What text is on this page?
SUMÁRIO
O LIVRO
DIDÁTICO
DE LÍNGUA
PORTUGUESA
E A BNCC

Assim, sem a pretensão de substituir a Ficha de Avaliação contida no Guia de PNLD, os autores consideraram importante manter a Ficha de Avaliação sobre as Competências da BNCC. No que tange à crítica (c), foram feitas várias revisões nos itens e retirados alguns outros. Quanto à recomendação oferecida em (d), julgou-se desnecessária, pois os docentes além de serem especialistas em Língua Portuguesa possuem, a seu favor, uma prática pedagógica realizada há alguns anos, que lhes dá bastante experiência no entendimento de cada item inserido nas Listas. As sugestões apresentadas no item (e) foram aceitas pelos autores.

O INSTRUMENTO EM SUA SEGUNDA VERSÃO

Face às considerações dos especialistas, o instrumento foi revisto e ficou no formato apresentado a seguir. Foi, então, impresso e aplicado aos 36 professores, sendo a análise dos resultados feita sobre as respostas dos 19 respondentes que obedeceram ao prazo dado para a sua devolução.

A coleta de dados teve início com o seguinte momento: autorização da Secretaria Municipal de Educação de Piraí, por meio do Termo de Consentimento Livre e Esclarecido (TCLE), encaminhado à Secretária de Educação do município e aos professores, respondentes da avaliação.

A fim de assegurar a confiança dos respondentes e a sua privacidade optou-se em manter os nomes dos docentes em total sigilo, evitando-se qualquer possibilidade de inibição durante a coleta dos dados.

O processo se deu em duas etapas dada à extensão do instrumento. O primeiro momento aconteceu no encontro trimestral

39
==============================
Each record above should be restated word for word.

Solution to this exercise:
What text is on this page?
SUMÁRIO
O LIVRO
DIDÁTICO
DE LÍNGUA
PORTUGUESA
E A BNCC

Assim, sem a pretensão de substituir a Ficha de Avaliação contida no Guia de PNLD, os autores consideraram importante manter a Ficha de Avaliação sobre as Competências da BNCC. No que tange à crítica (c), foram feitas várias revisões nos itens e retirados alguns outros. Quanto à recomendação oferecida em (d), julgou-se desnecessária, pois os docentes além de serem especialistas em Língua Portuguesa possuem, a seu favor, uma prática pedagógica realizada há alguns anos, que lhes dá bastante experiência no entendimento de cada item inserido nas Listas. As sugestões apresentadas no item (e) foram aceitas pelos autores.

O INSTRUMENTO EM SUA SEGUNDA VERSÃO

Face às considerações dos especialistas, o instrumento foi revisto e ficou no formato apresentado a seguir. Foi, então, impresso e aplicado aos 36 professores, sendo a análise dos resultados feita sobre as respostas dos 19 respondentes que obedeceram ao prazo dado para a sua devolução.

A coleta de dados teve início com o seguinte momento: autorização da Secretaria Municipal de Educação de Piraí, por meio do Termo de Consentimento Livre e Esclarecido (TCLE), encaminhado à Secretária de Educação do município e aos professores, respondentes da avaliação.

A fim de assegurar a confiança dos respondentes e a sua privacidade optou-se em manter os nomes dos docentes em total sigilo, evitando-se qualquer possibilidade de inibição durante a coleta dos dados.

O processo se deu em duas etapas dada à extensão do instrumento. O primeiro momento aconteceu no encontro trimestral

39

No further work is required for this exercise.